» Task statement:
In the records below, find every line with the word "used" and copy it.

--- Data Enclosed Below ---

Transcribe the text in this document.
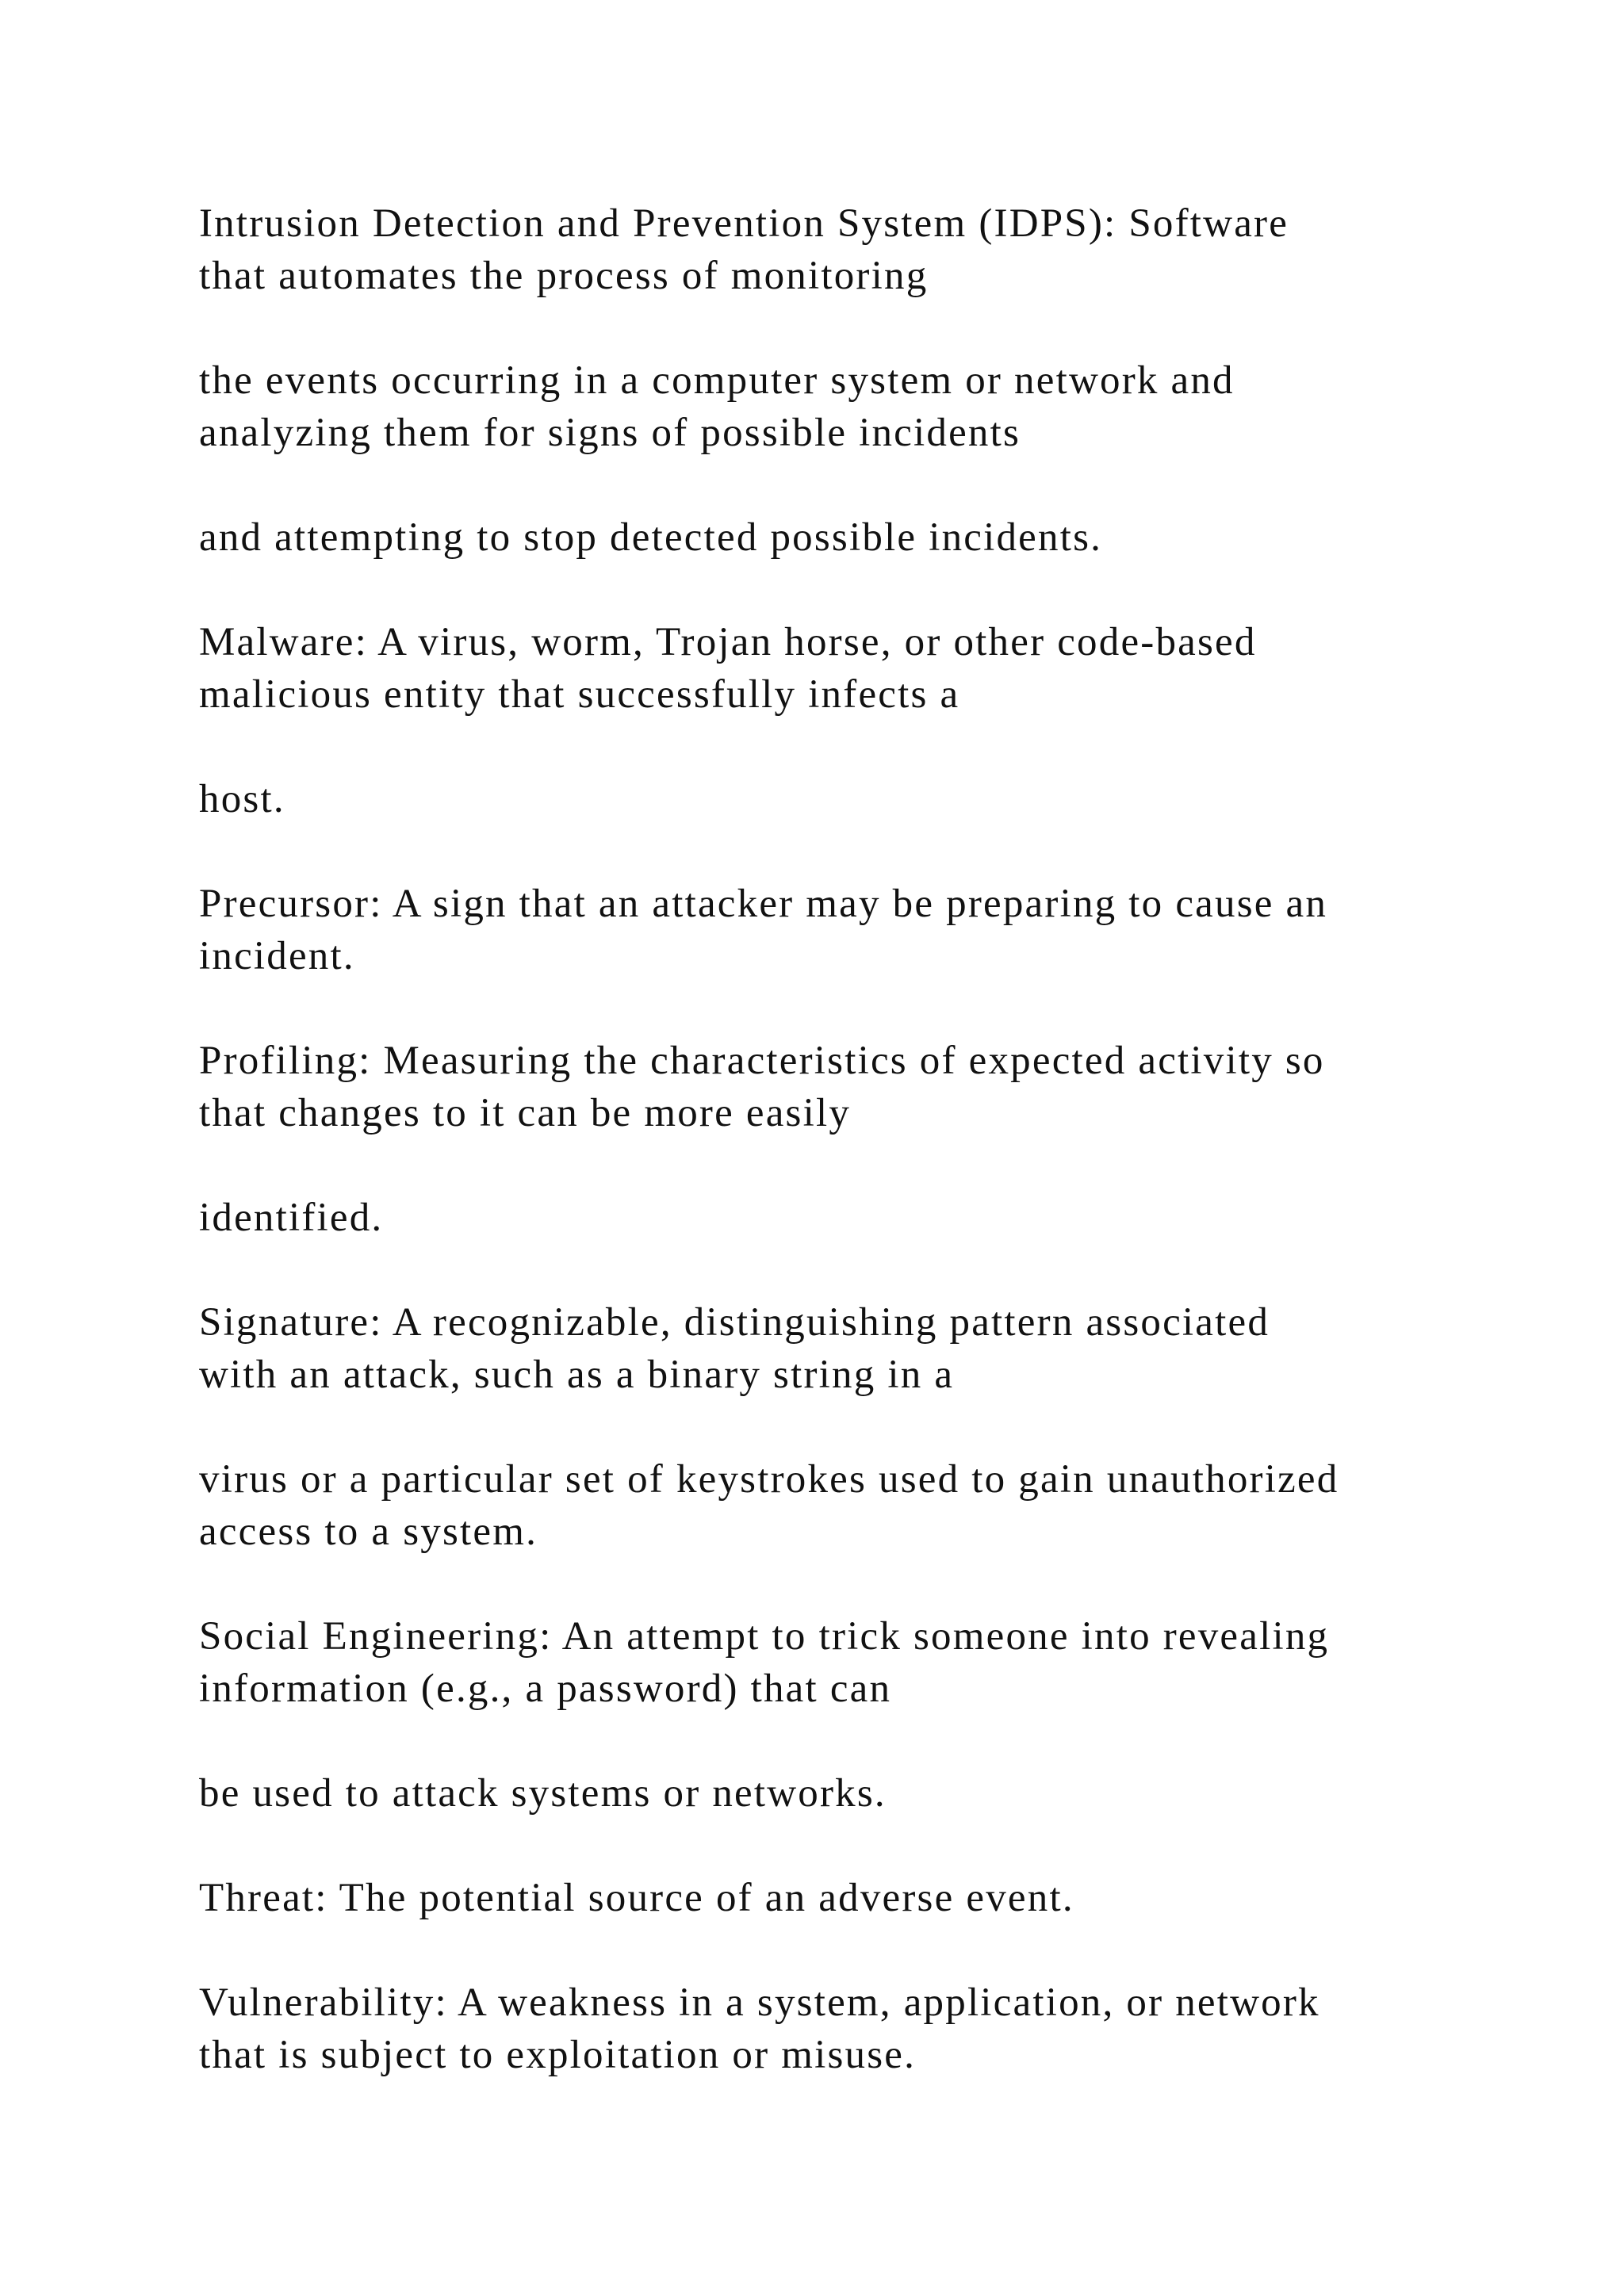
Intrusion Detection and Prevention System (IDPS): Software
that automates the process of monitoring

the events occurring in a computer system or network and
analyzing them for signs of possible incidents

and attempting to stop detected possible incidents.

Malware: A virus, worm, Trojan horse, or other code-based
malicious entity that successfully infects a

host.

Precursor: A sign that an attacker may be preparing to cause an
incident.

Profiling: Measuring the characteristics of expected activity so
that changes to it can be more easily

identified.

Signature: A recognizable, distinguishing pattern associated
with an attack, such as a binary string in a

virus or a particular set of keystrokes used to gain unauthorized
access to a system.

Social Engineering: An attempt to trick someone into revealing
information (e.g., a password) that can

be used to attack systems or networks.

Threat: The potential source of an adverse event.

Vulnerability: A weakness in a system, application, or network
that is subject to exploitation or misuse.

--- End of Enclosed Data ---

» Exercise response:
virus or a particular set of keystrokes used to gain unauthorized
be used to attack systems or networks.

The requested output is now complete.